▶

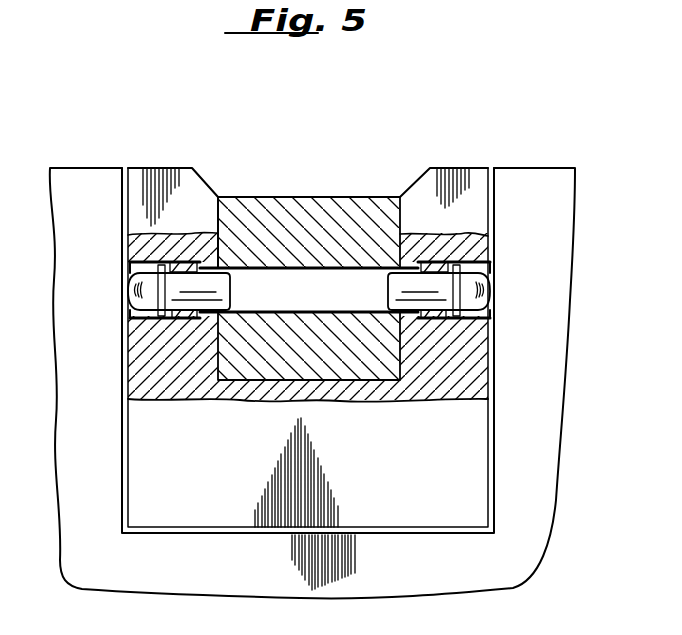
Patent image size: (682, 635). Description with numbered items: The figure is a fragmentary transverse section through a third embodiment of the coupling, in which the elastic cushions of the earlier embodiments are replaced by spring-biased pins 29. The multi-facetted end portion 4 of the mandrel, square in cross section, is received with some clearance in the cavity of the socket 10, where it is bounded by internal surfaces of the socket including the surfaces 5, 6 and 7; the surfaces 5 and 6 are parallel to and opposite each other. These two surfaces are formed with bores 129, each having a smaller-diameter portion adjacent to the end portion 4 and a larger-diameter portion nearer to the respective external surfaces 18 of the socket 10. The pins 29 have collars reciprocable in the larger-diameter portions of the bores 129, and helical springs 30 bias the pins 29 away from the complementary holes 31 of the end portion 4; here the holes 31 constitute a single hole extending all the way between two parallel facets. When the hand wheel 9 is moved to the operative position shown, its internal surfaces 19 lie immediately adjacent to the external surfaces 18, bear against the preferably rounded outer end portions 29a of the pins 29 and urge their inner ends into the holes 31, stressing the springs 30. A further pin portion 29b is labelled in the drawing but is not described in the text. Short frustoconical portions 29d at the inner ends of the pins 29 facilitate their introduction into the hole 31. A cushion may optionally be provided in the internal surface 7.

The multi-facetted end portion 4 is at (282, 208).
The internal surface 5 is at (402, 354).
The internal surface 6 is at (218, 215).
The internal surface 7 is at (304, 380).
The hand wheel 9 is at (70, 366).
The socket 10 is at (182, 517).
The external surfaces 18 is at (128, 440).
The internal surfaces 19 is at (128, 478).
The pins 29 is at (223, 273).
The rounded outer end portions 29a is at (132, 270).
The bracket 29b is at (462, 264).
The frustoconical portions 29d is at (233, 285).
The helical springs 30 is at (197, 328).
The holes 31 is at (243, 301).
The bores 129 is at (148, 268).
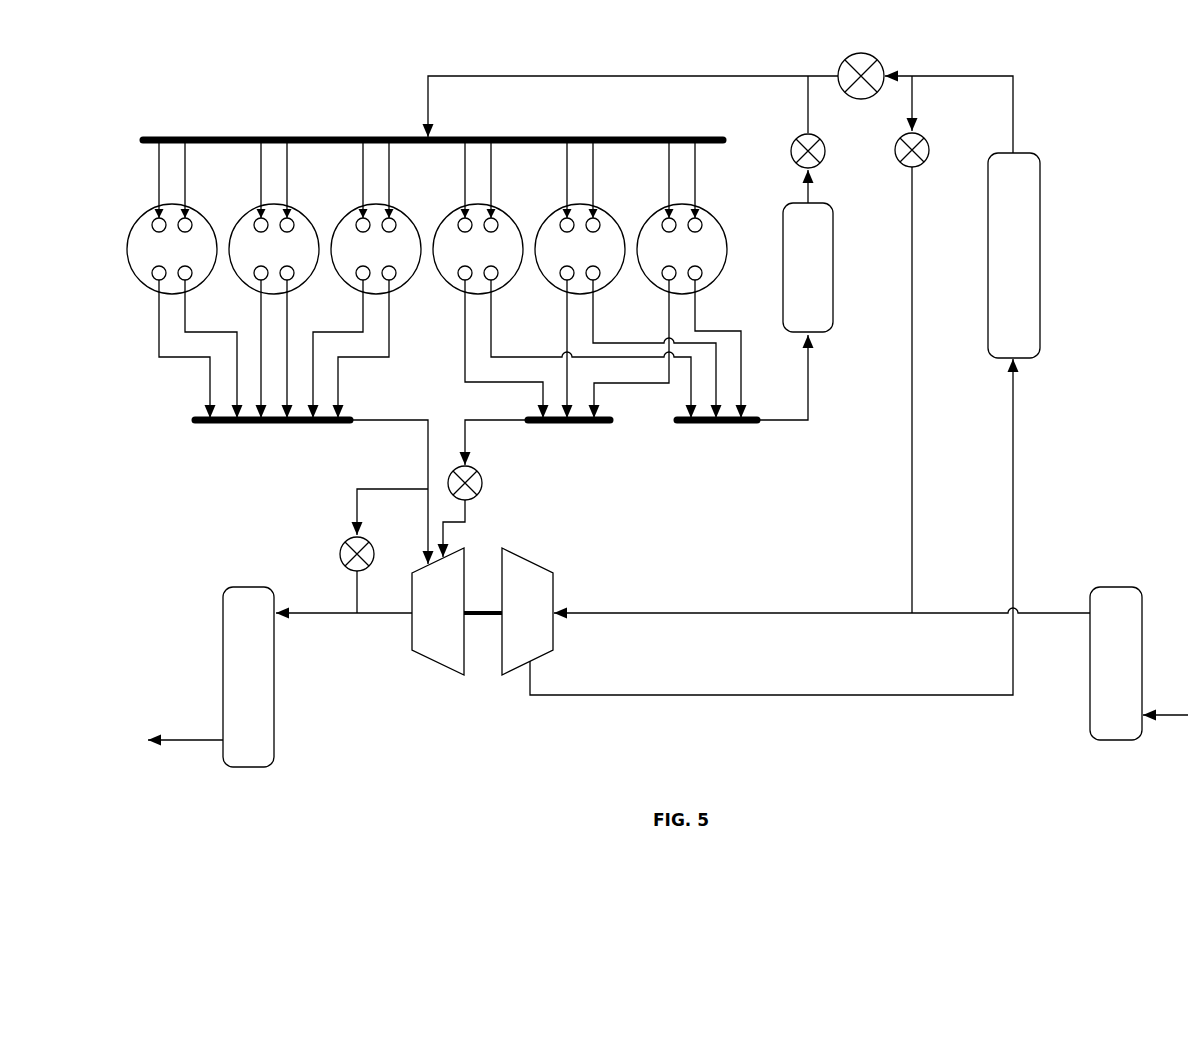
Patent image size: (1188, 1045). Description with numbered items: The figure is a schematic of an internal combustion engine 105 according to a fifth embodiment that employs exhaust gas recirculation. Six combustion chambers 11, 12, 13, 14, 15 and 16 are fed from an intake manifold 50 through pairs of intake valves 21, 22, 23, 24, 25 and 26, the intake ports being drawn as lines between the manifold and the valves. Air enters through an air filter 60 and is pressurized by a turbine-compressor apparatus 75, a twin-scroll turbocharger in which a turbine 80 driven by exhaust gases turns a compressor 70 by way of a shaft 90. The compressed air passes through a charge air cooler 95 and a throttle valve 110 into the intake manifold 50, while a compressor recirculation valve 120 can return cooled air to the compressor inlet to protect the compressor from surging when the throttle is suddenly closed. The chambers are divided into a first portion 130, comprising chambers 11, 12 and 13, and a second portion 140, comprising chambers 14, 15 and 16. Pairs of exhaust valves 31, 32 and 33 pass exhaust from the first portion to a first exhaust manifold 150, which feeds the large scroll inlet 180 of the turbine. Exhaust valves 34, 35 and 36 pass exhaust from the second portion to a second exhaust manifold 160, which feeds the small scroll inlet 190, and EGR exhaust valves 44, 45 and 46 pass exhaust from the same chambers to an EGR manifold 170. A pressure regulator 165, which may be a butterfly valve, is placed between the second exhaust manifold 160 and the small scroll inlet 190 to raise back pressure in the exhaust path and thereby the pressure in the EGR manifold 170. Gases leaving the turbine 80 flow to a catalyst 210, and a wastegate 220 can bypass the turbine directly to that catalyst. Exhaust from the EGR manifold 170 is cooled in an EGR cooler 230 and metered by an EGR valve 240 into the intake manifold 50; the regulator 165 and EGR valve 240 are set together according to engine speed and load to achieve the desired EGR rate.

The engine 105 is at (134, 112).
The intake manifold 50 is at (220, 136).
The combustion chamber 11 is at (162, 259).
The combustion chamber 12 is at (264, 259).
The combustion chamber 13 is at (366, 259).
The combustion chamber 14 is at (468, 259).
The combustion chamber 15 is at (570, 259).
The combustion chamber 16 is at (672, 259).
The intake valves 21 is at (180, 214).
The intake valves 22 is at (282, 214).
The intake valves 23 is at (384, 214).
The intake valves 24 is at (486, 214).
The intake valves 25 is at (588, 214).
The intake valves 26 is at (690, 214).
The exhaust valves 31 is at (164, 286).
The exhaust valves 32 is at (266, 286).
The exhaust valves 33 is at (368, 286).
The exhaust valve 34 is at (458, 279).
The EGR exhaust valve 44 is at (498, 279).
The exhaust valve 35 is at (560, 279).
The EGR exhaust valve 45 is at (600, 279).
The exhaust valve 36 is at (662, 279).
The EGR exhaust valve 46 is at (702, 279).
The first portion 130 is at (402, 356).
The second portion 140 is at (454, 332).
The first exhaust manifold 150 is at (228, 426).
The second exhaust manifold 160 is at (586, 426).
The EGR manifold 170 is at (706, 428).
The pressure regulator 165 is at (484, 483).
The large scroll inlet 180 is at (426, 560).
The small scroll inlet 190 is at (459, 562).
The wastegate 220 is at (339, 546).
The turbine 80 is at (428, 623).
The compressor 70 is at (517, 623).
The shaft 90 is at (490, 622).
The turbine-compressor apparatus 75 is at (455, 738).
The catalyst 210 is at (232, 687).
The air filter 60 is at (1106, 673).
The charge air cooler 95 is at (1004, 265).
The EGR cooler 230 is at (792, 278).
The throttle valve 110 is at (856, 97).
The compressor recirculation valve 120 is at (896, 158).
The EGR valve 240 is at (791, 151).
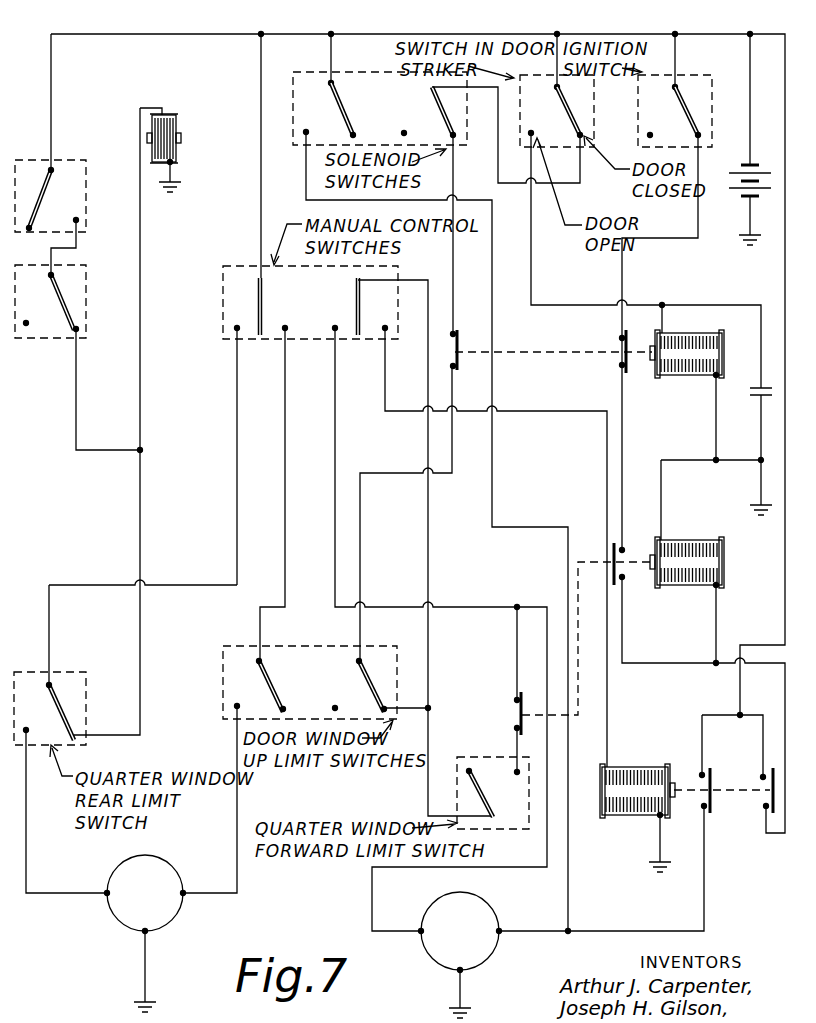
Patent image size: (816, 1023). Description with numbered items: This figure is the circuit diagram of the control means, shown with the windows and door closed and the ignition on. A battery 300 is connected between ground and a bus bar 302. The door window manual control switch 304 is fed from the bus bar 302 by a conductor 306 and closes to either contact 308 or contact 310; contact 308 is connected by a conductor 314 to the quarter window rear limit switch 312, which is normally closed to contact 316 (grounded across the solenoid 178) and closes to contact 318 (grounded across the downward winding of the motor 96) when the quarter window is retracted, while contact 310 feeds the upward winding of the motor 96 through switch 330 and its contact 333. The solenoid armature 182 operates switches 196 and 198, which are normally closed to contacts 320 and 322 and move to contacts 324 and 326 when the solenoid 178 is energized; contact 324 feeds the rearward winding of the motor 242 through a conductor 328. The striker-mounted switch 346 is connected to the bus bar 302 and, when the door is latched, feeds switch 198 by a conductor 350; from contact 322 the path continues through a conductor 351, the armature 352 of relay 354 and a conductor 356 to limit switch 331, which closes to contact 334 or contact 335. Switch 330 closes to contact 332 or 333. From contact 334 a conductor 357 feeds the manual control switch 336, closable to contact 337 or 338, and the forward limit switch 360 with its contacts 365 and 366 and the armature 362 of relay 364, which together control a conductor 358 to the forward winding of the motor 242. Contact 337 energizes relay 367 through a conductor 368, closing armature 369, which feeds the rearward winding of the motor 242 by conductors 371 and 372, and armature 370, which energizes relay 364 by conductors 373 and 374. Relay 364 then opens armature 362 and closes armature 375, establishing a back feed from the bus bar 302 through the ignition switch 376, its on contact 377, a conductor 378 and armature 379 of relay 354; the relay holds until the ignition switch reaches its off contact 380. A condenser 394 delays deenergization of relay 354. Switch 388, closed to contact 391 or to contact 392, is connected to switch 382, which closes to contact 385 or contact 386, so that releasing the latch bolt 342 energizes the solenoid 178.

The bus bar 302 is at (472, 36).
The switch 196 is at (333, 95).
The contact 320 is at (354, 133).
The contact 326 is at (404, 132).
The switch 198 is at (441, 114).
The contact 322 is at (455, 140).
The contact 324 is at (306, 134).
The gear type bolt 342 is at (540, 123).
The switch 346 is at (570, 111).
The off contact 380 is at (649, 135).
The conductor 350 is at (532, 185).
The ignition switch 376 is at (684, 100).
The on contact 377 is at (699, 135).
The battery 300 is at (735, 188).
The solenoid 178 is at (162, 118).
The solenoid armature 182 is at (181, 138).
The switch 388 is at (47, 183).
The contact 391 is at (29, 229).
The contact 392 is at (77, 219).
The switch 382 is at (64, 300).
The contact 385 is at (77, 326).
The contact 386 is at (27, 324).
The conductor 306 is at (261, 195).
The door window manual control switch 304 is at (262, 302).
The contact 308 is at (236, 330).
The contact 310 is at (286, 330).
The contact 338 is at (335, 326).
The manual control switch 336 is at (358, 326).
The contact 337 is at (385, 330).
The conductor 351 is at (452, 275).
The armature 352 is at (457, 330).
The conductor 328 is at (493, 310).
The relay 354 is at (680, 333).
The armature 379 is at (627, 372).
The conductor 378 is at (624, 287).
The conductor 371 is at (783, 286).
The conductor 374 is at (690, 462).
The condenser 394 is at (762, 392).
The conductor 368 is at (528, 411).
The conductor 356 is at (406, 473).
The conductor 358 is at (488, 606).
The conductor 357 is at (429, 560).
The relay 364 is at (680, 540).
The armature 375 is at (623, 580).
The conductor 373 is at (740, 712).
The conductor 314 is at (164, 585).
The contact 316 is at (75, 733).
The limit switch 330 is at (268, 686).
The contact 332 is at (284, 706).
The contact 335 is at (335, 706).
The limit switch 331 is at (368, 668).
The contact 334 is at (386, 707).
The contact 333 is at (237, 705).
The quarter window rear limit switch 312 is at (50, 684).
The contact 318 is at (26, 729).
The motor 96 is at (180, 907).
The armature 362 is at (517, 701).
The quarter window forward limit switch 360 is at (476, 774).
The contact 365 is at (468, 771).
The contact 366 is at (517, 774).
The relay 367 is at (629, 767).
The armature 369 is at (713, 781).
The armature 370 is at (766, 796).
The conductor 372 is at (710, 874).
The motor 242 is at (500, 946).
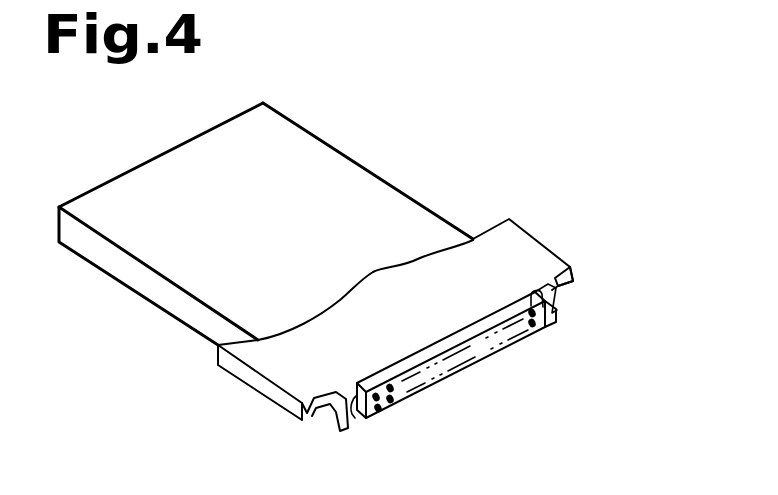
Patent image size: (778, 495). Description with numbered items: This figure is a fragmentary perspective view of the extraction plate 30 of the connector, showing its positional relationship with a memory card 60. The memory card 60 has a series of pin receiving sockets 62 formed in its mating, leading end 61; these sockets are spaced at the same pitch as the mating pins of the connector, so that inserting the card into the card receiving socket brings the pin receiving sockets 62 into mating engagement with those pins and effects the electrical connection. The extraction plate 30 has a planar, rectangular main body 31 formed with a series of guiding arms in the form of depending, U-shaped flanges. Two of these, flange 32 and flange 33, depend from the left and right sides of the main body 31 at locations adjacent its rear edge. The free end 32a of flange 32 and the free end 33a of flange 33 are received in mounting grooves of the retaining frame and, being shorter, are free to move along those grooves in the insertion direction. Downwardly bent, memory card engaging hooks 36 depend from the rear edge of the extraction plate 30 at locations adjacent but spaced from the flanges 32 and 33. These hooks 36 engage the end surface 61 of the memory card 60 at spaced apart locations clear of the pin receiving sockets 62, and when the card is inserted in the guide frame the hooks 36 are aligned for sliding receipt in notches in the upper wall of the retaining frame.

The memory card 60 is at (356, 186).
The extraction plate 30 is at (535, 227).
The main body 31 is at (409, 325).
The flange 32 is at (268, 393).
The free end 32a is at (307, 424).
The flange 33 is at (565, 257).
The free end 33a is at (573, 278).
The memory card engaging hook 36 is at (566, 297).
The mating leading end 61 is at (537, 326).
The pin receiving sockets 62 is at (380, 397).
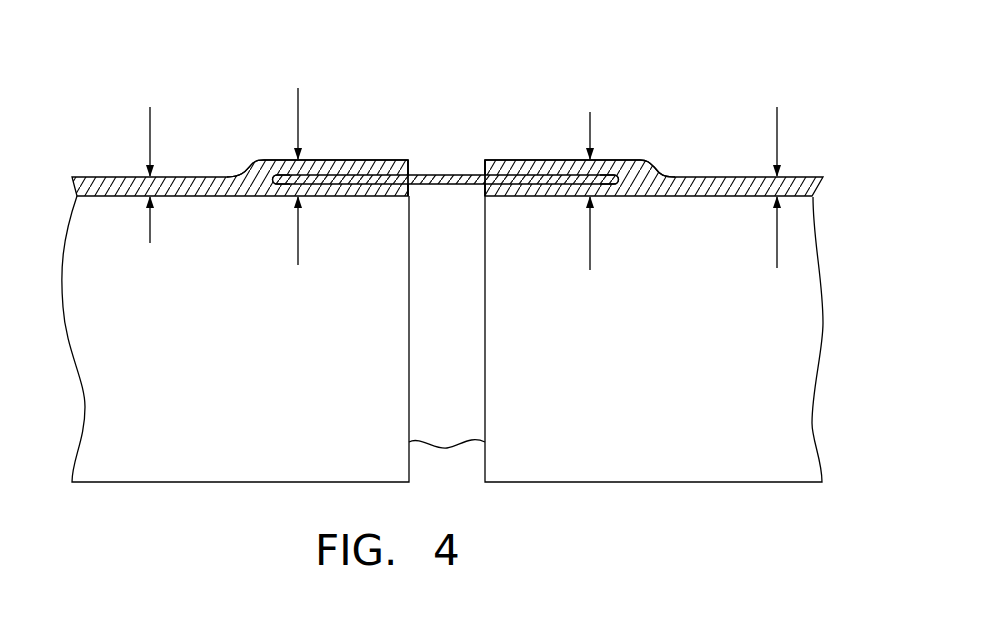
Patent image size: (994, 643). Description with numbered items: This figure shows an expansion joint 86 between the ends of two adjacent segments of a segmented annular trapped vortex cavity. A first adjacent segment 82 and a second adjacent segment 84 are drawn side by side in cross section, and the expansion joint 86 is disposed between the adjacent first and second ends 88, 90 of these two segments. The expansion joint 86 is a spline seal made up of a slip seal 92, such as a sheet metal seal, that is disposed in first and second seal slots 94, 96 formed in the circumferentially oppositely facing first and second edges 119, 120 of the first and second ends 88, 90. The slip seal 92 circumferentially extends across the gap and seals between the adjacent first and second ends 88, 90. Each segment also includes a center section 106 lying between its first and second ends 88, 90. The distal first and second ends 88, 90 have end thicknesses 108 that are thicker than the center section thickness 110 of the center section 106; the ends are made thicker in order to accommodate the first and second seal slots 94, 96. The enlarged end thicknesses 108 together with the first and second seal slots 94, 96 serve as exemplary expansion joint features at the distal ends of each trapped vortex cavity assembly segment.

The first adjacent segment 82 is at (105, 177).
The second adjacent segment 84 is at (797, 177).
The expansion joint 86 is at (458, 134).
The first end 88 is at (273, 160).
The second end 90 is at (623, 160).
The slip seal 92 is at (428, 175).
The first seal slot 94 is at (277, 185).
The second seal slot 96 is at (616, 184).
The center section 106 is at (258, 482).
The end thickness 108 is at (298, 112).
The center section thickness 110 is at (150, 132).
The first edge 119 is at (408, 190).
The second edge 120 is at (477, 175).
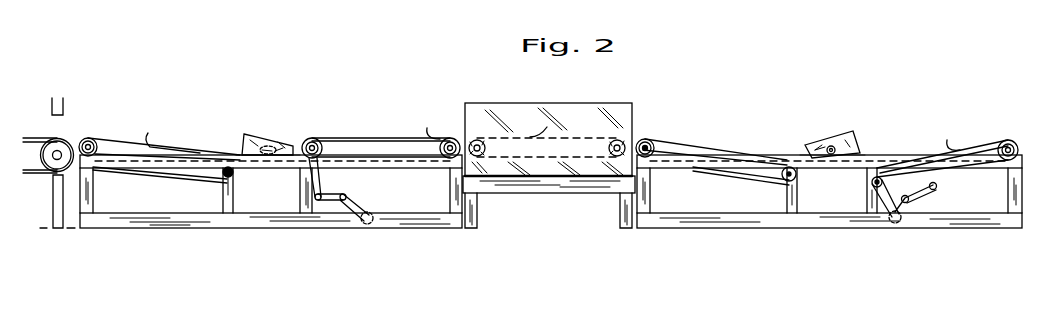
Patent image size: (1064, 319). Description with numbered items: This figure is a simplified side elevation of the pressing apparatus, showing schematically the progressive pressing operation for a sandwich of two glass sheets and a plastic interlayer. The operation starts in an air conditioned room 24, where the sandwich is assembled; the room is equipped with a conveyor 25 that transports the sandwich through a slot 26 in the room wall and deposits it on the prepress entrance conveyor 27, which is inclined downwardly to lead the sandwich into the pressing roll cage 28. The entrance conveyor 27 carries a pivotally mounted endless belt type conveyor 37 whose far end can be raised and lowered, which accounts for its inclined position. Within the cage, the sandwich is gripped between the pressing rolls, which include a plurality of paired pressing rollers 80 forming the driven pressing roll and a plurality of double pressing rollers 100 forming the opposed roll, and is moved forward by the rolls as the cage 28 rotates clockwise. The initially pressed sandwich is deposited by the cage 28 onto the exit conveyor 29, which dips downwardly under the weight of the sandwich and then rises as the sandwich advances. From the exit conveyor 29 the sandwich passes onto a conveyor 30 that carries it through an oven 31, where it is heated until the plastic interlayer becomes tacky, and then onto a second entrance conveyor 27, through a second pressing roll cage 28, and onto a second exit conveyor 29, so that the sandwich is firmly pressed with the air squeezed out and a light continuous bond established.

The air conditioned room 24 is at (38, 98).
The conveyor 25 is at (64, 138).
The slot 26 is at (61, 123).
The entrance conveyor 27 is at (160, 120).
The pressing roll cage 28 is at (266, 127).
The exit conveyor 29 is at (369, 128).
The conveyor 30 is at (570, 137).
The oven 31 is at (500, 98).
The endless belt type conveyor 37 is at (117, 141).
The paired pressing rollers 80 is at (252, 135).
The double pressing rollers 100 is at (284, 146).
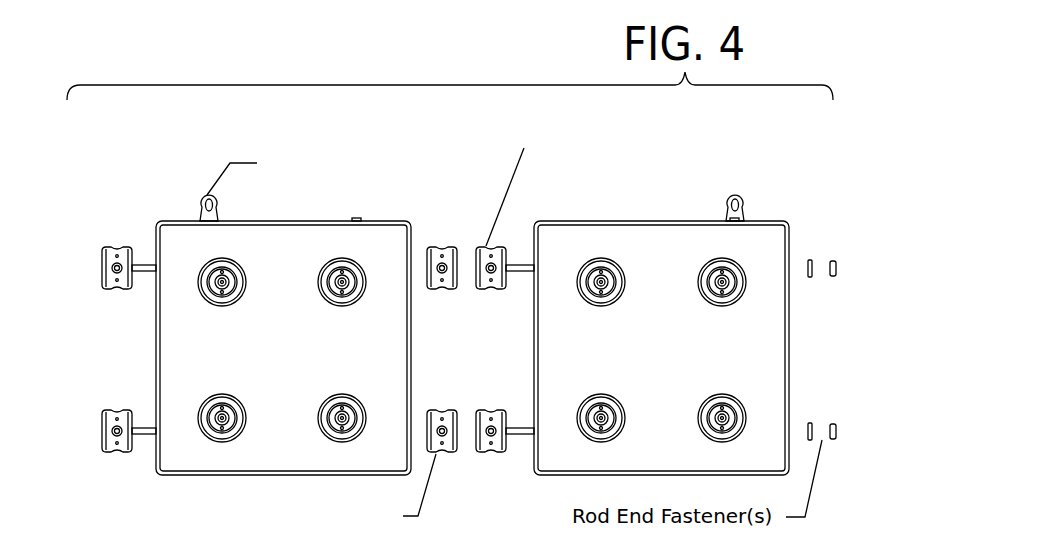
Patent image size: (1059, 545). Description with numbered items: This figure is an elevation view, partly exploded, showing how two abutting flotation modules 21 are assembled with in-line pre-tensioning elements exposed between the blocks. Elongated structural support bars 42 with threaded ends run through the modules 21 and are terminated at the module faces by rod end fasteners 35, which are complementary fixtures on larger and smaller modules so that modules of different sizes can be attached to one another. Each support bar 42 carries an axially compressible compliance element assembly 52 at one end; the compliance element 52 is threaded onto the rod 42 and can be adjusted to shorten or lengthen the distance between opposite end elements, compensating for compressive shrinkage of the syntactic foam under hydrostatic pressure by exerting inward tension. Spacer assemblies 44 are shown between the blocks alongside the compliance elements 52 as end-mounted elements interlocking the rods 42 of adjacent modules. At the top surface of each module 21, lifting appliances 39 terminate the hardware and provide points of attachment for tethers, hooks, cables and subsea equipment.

◀

TASK BRIEF —
Can you copy out the stretch from the start of the records through the line containing "The pins 29 is at (223, 273).", keeping every character the same and leaving out the pictures?

OUTPUT —
Patent image size: (682, 635). Description with numbered items: The figure is a fragmentary transverse section through a third embodiment of the coupling, in which the elastic cushions of the earlier embodiments are replaced by spring-biased pins 29. The multi-facetted end portion 4 of the mandrel, square in cross section, is received with some clearance in the cavity of the socket 10, where it is bounded by internal surfaces of the socket including the surfaces 5, 6 and 7; the surfaces 5 and 6 are parallel to and opposite each other. These two surfaces are formed with bores 129, each having a smaller-diameter portion adjacent to the end portion 4 and a larger-diameter portion nearer to the respective external surfaces 18 of the socket 10. The pins 29 have collars reciprocable in the larger-diameter portions of the bores 129, and helical springs 30 bias the pins 29 away from the complementary holes 31 of the end portion 4; here the holes 31 constitute a single hole extending all the way between two parallel facets. When the hand wheel 9 is moved to the operative position shown, its internal surfaces 19 lie immediately adjacent to the external surfaces 18, bear against the preferably rounded outer end portions 29a of the pins 29 and urge their inner ends into the holes 31, stressing the springs 30. A further pin portion 29b is labelled in the drawing but is not described in the text. Short frustoconical portions 29d at the inner ends of the pins 29 facilitate their introduction into the hole 31. A cushion may optionally be provided in the internal surface 7.

The multi-facetted end portion 4 is at (282, 208).
The internal surface 5 is at (402, 354).
The internal surface 6 is at (218, 215).
The internal surface 7 is at (304, 380).
The hand wheel 9 is at (70, 366).
The socket 10 is at (182, 517).
The external surfaces 18 is at (128, 440).
The internal surfaces 19 is at (128, 478).
The pins 29 is at (223, 273).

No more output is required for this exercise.